__Short exercise__.
Read the lines that follow and tally those with the word "Pending"; give the number and nothing else.

------ Material

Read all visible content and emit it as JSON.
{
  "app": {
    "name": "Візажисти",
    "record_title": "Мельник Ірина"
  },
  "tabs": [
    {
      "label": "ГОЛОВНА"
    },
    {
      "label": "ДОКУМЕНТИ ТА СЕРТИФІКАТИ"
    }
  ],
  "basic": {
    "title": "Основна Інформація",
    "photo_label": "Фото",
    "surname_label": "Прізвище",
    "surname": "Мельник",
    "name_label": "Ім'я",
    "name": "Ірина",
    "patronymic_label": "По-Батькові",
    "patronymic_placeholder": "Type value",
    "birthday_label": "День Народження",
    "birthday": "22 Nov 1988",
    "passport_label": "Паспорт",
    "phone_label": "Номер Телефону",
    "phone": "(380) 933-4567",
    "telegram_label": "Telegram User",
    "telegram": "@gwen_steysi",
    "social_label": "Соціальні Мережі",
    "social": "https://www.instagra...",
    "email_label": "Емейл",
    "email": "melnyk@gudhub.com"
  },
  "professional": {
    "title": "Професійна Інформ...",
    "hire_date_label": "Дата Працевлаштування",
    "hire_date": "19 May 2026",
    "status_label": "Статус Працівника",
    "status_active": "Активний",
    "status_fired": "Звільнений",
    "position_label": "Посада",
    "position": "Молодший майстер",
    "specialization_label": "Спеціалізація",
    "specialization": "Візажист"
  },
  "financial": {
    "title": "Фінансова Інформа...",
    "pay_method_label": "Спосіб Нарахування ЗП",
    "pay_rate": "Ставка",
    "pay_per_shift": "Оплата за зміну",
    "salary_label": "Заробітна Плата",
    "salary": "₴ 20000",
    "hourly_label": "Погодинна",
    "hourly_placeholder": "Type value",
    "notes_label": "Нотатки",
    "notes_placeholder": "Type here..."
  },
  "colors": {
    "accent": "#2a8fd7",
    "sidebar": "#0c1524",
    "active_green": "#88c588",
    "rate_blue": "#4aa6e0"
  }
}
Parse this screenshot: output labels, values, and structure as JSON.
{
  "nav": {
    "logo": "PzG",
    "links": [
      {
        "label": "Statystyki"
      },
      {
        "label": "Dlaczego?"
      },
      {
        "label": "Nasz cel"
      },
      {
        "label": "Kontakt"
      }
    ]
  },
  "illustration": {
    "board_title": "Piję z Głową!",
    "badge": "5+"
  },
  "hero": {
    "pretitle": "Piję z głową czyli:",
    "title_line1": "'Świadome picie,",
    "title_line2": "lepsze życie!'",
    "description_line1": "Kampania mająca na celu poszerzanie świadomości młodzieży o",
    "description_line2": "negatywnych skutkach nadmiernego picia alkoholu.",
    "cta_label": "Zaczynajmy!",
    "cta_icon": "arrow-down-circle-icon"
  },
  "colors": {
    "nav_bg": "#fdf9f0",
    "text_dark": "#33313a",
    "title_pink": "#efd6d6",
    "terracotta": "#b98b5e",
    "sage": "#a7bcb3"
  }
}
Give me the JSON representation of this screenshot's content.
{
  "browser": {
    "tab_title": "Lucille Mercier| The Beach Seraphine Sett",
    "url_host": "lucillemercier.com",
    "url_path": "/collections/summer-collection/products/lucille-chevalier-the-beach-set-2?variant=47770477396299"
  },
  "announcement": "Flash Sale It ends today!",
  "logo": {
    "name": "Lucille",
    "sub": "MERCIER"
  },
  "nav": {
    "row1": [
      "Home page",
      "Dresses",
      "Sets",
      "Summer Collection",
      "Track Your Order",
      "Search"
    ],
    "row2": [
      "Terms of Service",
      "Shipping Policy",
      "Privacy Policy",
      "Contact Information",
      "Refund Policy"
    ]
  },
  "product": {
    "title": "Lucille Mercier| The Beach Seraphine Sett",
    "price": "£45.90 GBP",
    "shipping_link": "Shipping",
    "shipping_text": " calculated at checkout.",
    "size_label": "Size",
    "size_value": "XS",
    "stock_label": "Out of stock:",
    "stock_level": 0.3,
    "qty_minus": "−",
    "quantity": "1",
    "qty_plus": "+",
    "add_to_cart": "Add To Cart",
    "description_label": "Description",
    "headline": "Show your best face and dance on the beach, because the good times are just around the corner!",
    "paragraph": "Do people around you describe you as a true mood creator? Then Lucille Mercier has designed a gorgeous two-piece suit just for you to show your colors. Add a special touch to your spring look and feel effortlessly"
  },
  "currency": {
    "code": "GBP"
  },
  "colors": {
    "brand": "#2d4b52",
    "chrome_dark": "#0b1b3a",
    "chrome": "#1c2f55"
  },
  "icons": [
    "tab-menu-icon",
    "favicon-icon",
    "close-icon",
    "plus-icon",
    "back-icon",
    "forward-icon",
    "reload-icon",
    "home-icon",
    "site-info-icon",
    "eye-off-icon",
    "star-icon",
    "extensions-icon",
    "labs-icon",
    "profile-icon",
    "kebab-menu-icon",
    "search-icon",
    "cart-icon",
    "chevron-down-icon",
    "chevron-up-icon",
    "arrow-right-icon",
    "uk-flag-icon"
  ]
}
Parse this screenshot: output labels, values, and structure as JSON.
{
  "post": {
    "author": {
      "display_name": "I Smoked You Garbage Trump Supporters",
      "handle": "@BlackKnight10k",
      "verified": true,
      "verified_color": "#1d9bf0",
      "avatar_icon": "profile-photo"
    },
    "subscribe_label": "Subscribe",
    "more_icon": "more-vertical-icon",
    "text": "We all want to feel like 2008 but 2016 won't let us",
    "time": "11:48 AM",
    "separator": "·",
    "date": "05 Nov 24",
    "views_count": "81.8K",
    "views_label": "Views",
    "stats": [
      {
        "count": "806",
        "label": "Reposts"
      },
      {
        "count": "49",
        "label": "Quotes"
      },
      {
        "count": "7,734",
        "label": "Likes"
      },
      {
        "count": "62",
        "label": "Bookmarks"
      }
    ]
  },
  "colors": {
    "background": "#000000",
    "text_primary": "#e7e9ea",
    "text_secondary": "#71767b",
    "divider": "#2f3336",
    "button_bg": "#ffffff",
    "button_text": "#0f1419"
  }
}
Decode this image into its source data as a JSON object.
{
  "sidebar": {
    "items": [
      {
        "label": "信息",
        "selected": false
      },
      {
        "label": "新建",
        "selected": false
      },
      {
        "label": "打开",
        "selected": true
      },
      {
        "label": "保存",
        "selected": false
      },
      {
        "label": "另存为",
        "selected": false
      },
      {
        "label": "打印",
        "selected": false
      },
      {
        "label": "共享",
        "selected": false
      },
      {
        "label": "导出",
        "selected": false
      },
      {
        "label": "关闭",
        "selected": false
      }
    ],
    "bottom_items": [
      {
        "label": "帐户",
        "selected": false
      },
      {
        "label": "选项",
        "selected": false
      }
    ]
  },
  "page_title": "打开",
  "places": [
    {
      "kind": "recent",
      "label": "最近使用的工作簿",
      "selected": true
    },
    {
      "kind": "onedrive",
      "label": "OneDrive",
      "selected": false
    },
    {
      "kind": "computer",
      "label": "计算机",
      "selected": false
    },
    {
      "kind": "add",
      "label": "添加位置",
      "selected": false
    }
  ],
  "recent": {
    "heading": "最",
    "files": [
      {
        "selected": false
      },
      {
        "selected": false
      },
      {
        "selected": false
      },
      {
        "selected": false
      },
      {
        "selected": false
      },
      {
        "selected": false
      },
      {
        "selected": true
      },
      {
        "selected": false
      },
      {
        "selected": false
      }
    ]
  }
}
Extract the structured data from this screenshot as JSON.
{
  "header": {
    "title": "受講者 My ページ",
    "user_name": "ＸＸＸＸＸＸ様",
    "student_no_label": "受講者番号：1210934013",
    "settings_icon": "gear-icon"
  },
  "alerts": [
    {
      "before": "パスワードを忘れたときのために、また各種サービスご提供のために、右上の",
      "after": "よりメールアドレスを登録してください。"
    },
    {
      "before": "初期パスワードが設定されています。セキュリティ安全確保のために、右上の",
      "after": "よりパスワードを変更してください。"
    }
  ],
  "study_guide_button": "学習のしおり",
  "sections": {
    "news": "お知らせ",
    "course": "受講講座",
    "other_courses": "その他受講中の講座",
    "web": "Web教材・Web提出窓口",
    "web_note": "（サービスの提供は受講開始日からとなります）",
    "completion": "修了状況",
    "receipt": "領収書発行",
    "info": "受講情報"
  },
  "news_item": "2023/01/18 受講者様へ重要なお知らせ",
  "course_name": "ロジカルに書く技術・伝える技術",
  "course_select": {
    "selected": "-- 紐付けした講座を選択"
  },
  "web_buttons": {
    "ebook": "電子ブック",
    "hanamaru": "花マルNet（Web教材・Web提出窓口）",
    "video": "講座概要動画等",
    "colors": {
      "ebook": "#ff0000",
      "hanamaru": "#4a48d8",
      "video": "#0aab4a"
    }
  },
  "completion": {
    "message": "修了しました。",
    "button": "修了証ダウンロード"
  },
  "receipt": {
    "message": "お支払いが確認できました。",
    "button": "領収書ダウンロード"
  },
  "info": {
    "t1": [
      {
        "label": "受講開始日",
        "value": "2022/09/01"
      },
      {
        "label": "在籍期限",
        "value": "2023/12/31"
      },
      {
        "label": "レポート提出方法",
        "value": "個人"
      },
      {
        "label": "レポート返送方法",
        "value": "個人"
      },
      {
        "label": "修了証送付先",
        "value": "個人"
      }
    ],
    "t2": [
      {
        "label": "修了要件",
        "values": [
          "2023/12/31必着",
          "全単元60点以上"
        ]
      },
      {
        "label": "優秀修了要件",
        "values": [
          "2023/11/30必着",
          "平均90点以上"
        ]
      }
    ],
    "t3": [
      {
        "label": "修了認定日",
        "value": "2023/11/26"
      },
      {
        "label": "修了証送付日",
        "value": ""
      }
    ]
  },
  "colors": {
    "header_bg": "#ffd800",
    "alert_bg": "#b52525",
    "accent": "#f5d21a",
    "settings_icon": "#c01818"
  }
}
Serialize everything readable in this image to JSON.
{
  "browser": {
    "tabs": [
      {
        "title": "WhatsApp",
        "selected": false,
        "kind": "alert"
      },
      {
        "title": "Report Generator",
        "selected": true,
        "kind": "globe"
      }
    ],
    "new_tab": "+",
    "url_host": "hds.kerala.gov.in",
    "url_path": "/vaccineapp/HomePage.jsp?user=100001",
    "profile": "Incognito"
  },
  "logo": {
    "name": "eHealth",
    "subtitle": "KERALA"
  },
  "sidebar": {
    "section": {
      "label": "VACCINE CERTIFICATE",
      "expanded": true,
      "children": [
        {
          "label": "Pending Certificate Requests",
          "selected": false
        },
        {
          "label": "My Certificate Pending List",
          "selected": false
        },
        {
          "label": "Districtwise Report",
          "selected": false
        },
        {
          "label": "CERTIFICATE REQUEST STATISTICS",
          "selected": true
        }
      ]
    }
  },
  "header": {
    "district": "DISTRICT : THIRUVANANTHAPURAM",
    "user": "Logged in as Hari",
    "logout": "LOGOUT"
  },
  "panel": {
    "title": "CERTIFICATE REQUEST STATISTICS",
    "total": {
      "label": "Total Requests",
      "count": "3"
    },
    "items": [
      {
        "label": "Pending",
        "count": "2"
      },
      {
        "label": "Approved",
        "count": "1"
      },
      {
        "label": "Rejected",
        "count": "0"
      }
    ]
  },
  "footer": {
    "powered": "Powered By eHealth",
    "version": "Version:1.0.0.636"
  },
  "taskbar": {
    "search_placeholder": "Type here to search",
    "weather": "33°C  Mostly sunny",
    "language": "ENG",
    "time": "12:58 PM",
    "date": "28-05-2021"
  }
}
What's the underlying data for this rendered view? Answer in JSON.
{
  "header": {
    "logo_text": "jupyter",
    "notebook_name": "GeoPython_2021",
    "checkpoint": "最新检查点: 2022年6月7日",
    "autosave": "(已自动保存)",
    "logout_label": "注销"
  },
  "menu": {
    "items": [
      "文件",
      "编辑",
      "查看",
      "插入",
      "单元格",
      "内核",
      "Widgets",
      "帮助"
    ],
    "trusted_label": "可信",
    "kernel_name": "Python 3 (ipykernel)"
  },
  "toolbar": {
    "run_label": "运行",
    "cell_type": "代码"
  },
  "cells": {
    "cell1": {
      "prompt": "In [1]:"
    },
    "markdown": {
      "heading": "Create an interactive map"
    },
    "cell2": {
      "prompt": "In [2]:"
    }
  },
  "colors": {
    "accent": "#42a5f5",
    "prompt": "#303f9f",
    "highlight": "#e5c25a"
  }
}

------------

__Worked solution__.
3